- **Short problem**
The records below are made of lines; count those holding the word "error" and give the number only.

·····

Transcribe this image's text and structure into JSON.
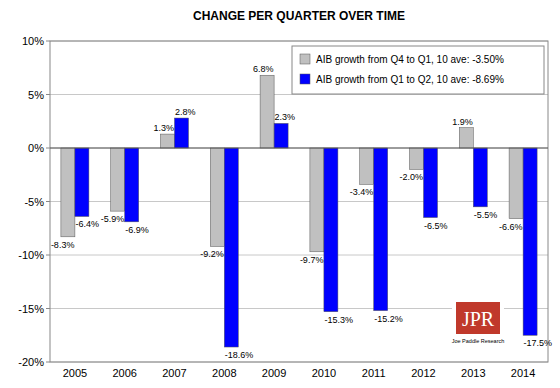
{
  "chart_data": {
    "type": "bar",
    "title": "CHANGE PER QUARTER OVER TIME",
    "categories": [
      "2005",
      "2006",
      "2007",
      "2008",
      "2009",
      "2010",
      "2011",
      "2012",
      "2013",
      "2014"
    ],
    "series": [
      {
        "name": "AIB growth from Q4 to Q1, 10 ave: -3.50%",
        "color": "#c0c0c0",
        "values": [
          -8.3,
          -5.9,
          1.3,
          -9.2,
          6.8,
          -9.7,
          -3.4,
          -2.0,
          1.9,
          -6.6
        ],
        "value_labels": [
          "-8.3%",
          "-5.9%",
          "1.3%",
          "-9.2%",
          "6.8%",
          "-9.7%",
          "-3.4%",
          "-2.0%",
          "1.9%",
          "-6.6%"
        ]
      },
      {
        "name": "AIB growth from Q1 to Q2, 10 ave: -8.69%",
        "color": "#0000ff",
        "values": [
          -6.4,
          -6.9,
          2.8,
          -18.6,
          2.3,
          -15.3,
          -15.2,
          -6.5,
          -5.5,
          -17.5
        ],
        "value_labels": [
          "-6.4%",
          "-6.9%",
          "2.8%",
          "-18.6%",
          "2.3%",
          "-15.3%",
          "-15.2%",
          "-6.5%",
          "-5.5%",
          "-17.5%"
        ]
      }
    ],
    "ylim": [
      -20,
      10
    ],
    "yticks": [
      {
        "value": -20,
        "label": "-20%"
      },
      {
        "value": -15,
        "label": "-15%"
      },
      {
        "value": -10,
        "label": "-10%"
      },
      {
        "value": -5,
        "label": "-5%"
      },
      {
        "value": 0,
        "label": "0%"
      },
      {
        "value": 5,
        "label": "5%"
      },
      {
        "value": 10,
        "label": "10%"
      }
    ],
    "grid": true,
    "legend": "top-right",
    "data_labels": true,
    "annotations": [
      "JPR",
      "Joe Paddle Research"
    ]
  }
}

·····

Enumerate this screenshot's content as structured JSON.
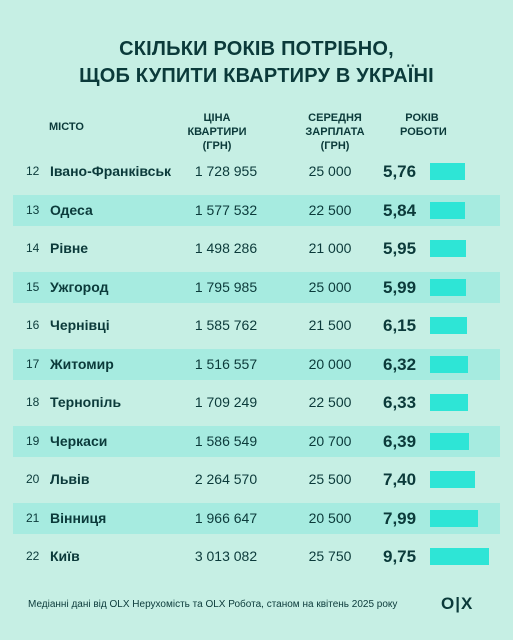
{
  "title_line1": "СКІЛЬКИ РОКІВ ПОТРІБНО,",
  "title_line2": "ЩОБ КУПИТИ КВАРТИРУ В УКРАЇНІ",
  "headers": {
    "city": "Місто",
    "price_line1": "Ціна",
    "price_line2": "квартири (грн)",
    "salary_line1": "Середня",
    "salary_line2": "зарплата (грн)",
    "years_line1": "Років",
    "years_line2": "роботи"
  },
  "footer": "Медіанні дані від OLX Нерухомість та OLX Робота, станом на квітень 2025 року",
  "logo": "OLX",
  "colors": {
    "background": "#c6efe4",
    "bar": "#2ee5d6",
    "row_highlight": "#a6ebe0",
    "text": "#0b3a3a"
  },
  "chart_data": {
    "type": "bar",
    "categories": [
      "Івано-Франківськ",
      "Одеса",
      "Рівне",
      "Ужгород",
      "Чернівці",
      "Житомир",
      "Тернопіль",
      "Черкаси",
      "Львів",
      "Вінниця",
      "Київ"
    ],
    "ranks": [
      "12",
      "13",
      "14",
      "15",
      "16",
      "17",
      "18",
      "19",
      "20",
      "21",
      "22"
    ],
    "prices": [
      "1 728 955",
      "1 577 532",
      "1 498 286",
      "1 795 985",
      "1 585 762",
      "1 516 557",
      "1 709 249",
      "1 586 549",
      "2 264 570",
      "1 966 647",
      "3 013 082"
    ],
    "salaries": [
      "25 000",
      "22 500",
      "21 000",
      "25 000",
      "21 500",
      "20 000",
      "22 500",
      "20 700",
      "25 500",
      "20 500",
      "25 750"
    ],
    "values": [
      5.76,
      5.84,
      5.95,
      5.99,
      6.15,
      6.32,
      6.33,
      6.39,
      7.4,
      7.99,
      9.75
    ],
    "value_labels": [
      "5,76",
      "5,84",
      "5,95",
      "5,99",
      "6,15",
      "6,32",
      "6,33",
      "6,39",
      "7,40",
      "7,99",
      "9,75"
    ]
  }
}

·····

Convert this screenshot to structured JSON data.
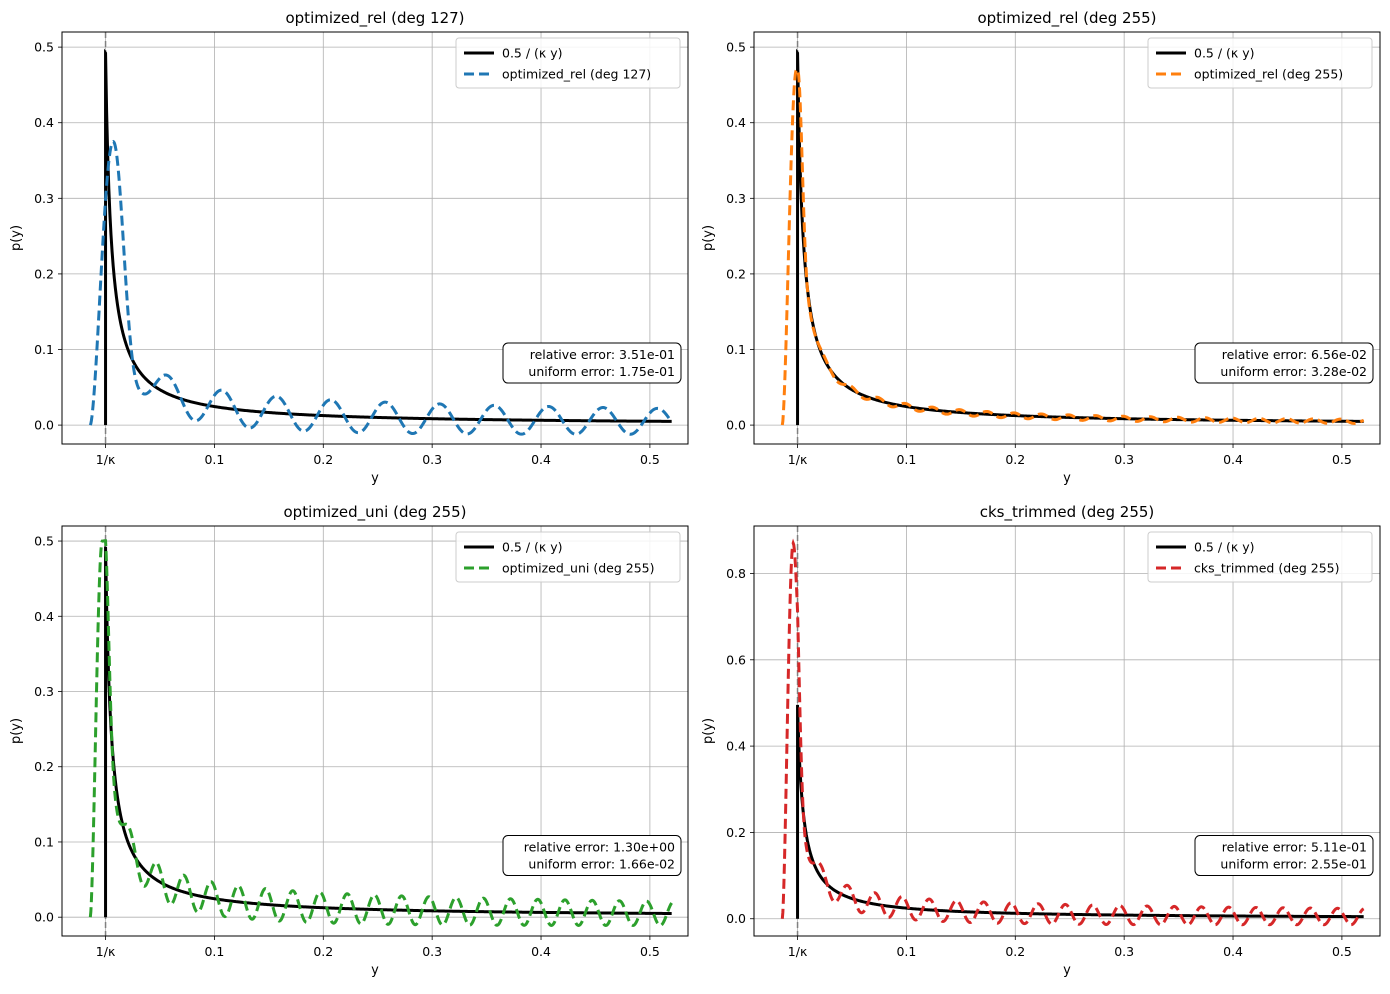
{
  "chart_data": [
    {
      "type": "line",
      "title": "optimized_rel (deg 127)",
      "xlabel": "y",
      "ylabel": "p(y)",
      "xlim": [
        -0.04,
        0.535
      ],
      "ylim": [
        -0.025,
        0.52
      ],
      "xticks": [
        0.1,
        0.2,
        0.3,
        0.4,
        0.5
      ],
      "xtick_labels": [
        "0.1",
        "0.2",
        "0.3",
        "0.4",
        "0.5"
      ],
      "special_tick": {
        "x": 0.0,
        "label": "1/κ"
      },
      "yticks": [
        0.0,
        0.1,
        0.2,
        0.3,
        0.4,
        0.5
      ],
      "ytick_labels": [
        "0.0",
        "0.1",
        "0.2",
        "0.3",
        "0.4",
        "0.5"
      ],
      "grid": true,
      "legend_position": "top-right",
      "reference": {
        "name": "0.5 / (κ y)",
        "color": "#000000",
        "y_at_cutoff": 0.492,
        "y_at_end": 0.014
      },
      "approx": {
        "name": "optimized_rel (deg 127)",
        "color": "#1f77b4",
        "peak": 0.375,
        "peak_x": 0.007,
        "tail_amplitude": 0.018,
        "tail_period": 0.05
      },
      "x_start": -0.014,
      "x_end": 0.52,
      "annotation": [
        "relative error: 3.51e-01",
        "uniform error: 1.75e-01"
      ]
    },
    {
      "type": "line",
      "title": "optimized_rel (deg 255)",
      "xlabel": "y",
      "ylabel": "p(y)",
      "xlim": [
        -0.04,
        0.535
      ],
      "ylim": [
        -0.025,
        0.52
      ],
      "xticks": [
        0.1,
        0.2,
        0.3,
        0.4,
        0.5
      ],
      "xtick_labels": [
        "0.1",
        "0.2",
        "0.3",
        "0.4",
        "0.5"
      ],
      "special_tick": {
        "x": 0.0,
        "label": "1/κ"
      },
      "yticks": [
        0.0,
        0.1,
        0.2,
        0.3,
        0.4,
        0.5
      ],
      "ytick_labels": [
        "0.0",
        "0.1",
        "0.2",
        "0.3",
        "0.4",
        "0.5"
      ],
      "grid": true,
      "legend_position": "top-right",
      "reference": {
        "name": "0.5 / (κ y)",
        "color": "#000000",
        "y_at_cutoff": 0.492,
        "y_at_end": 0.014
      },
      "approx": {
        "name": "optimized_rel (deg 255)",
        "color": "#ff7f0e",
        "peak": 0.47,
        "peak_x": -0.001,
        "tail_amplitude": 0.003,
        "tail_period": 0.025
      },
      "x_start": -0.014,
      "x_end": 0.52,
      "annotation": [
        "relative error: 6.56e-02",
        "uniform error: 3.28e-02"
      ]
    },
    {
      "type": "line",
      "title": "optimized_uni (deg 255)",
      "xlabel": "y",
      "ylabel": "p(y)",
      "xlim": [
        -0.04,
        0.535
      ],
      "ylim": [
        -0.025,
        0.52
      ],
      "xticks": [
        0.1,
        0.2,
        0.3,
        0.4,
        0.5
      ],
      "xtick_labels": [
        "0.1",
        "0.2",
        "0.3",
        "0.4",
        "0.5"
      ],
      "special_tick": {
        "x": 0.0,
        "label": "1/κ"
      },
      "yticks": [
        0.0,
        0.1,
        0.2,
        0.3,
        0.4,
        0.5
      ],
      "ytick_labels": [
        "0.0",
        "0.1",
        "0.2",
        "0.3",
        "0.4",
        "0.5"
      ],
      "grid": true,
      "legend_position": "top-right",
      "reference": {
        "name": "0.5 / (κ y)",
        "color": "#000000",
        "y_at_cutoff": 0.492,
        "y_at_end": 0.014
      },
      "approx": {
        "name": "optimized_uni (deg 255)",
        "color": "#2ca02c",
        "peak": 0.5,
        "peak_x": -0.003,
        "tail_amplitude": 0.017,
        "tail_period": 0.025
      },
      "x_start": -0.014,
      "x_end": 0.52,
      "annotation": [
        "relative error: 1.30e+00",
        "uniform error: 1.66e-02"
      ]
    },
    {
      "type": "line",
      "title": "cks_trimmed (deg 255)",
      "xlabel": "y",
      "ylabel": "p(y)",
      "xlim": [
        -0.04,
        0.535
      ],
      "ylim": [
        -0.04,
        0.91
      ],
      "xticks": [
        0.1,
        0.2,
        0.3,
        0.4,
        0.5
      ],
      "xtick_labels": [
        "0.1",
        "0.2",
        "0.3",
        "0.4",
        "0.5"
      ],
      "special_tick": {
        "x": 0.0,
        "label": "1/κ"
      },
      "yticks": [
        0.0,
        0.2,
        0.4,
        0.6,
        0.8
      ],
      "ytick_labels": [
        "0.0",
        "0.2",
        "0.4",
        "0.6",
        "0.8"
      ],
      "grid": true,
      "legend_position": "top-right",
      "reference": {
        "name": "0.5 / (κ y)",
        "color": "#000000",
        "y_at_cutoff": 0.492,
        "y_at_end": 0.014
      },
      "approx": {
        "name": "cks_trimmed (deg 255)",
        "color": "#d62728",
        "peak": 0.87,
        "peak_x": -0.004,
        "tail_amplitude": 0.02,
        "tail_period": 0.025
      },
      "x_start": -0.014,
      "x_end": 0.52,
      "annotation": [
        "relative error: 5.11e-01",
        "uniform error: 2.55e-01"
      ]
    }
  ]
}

·····

- **Task answer**
8